Output every entry exactly as written, skipping any pictures.

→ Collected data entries
· · · · · · ·

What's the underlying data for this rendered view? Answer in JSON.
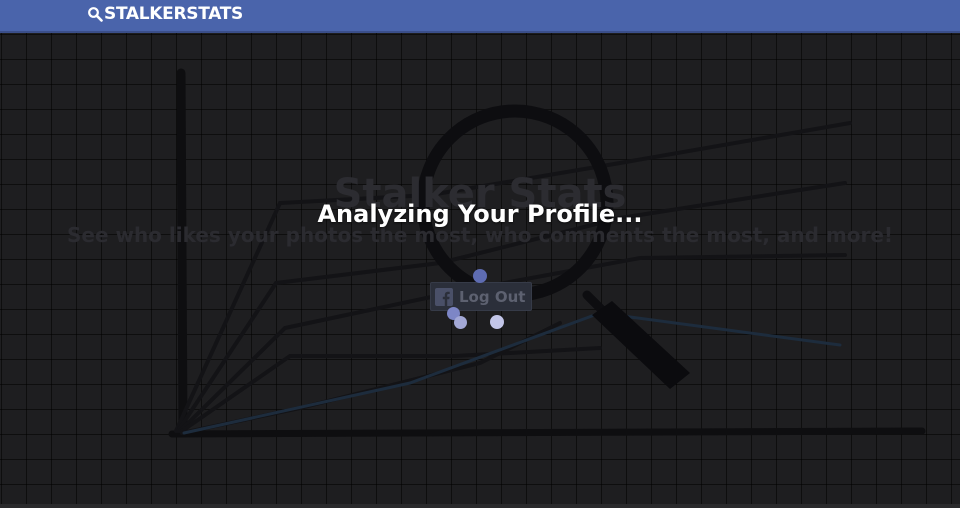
{
  "app": {
    "brand": "STALKERSTATS",
    "brand_icon": "magnifier-icon"
  },
  "hero": {
    "title": "Stalker Stats",
    "subtitle": "See who likes your photos the most, who comments the most, and more!"
  },
  "auth": {
    "logout_label": "Log Out",
    "logout_icon": "facebook-icon"
  },
  "overlay": {
    "status_text": "Analyzing Your Profile...",
    "spinner_icon": "loading-spinner"
  },
  "colors": {
    "topbar": "#4a64ab",
    "background": "#1e1e20",
    "overlay_text": "#ffffff",
    "spinner_dot": "#c3c6e8"
  }
}
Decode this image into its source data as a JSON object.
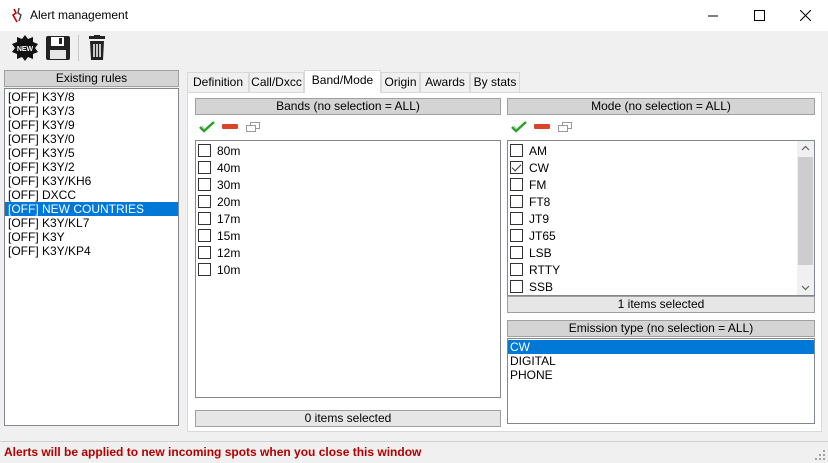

· · · · · · ·

→ TASK OUTPUT
What's the underlying data for this rendered view? Answer in JSON.
{
  "app": {
    "brand": "STALKERSTATS",
    "brand_icon": "magnifier-icon"
  },
  "hero": {
    "title": "Stalker Stats",
    "subtitle": "See who likes your photos the most, who comments the most, and more!"
  },
  "auth": {
    "logout_label": "Log Out",
    "logout_icon": "facebook-icon"
  },
  "overlay": {
    "status_text": "Analyzing Your Profile...",
    "spinner_icon": "loading-spinner"
  },
  "colors": {
    "topbar": "#4a64ab",
    "background": "#1e1e20",
    "overlay_text": "#ffffff",
    "spinner_dot": "#c3c6e8"
  }
}
Decode this image into its source data as a JSON object.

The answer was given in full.